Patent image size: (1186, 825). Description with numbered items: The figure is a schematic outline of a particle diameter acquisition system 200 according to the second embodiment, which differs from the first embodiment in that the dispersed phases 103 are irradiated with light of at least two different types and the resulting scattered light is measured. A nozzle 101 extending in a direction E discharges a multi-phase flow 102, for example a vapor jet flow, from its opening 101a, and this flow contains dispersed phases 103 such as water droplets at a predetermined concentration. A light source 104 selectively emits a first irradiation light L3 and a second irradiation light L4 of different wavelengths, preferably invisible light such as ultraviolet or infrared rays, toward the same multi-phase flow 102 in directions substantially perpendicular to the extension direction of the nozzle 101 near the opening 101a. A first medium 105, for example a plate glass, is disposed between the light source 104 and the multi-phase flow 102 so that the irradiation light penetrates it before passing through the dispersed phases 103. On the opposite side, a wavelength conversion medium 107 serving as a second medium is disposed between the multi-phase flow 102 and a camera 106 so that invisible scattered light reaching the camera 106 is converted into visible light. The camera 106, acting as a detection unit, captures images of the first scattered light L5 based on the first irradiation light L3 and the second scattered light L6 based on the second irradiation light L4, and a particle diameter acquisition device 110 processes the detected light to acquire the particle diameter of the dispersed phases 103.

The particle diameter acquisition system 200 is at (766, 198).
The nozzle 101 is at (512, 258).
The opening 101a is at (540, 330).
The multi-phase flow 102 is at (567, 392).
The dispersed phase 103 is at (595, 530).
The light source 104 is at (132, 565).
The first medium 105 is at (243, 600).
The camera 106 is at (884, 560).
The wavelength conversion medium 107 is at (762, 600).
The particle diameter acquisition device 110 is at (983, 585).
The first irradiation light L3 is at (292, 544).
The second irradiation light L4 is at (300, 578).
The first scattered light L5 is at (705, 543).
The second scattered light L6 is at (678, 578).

------------------------------

THE EXERCISE:
Reproduce the records above verbatim, with every reference numeral and coordinate pair unchanged.

OUTPUT OF THE TASK:
Patent image size: (1186, 825). Description with numbered items: The figure is a schematic outline of a particle diameter acquisition system 200 according to the second embodiment, which differs from the first embodiment in that the dispersed phases 103 are irradiated with light of at least two different types and the resulting scattered light is measured. A nozzle 101 extending in a direction E discharges a multi-phase flow 102, for example a vapor jet flow, from its opening 101a, and this flow contains dispersed phases 103 such as water droplets at a predetermined concentration. A light source 104 selectively emits a first irradiation light L3 and a second irradiation light L4 of different wavelengths, preferably invisible light such as ultraviolet or infrared rays, toward the same multi-phase flow 102 in directions substantially perpendicular to the extension direction of the nozzle 101 near the opening 101a. A first medium 105, for example a plate glass, is disposed between the light source 104 and the multi-phase flow 102 so that the irradiation light penetrates it before passing through the dispersed phases 103. On the opposite side, a wavelength conversion medium 107 serving as a second medium is disposed between the multi-phase flow 102 and a camera 106 so that invisible scattered light reaching the camera 106 is converted into visible light. The camera 106, acting as a detection unit, captures images of the first scattered light L5 based on the first irradiation light L3 and the second scattered light L6 based on the second irradiation light L4, and a particle diameter acquisition device 110 processes the detected light to acquire the particle diameter of the dispersed phases 103.

The particle diameter acquisition system 200 is at (766, 198).
The nozzle 101 is at (512, 258).
The opening 101a is at (540, 330).
The multi-phase flow 102 is at (567, 392).
The dispersed phase 103 is at (595, 530).
The light source 104 is at (132, 565).
The first medium 105 is at (243, 600).
The camera 106 is at (884, 560).
The wavelength conversion medium 107 is at (762, 600).
The particle diameter acquisition device 110 is at (983, 585).
The first irradiation light L3 is at (292, 544).
The second irradiation light L4 is at (300, 578).
The first scattered light L5 is at (705, 543).
The second scattered light L6 is at (678, 578).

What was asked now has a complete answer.